→ Work to be completed:
Set each record down exactly, excluding all images.

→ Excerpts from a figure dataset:
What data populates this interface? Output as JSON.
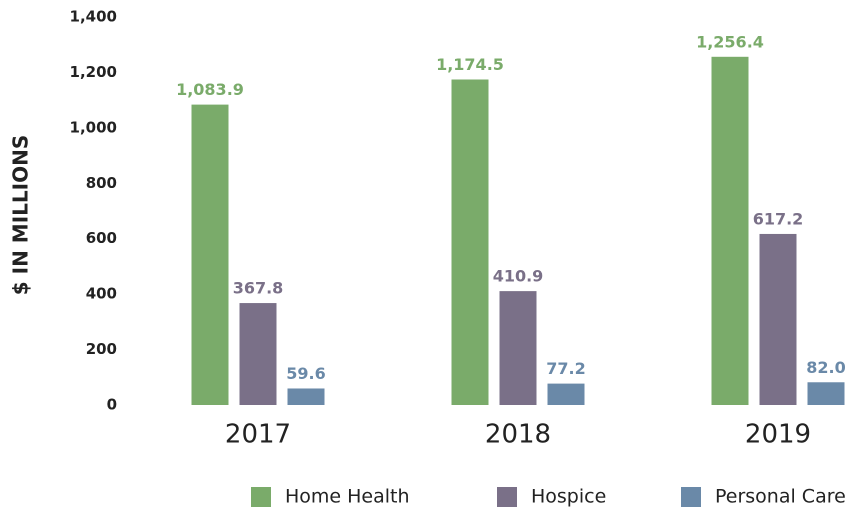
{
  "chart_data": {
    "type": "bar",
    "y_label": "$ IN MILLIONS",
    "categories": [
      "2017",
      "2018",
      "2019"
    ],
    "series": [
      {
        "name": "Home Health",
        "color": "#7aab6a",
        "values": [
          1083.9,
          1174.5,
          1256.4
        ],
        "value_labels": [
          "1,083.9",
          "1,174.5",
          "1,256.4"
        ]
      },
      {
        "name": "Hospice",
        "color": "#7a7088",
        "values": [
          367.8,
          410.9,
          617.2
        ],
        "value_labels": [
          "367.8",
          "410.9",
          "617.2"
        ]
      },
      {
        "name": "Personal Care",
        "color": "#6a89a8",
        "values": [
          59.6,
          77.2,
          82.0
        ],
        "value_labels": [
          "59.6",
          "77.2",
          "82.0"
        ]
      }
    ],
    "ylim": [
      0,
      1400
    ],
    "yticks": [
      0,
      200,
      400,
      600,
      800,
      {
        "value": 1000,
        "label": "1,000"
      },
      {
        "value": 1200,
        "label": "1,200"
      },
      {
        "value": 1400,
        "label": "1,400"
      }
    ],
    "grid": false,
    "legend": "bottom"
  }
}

→ Finished answer:
What data populates this interface? Output as JSON.
{
  "chart_data": {
    "type": "bar",
    "y_label": "$ IN MILLIONS",
    "categories": [
      "2017",
      "2018",
      "2019"
    ],
    "series": [
      {
        "name": "Home Health",
        "color": "#7aab6a",
        "values": [
          1083.9,
          1174.5,
          1256.4
        ],
        "value_labels": [
          "1,083.9",
          "1,174.5",
          "1,256.4"
        ]
      },
      {
        "name": "Hospice",
        "color": "#7a7088",
        "values": [
          367.8,
          410.9,
          617.2
        ],
        "value_labels": [
          "367.8",
          "410.9",
          "617.2"
        ]
      },
      {
        "name": "Personal Care",
        "color": "#6a89a8",
        "values": [
          59.6,
          77.2,
          82.0
        ],
        "value_labels": [
          "59.6",
          "77.2",
          "82.0"
        ]
      }
    ],
    "ylim": [
      0,
      1400
    ],
    "yticks": [
      0,
      200,
      400,
      600,
      800,
      {
        "value": 1000,
        "label": "1,000"
      },
      {
        "value": 1200,
        "label": "1,200"
      },
      {
        "value": 1400,
        "label": "1,400"
      }
    ],
    "grid": false,
    "legend": "bottom"
  }
}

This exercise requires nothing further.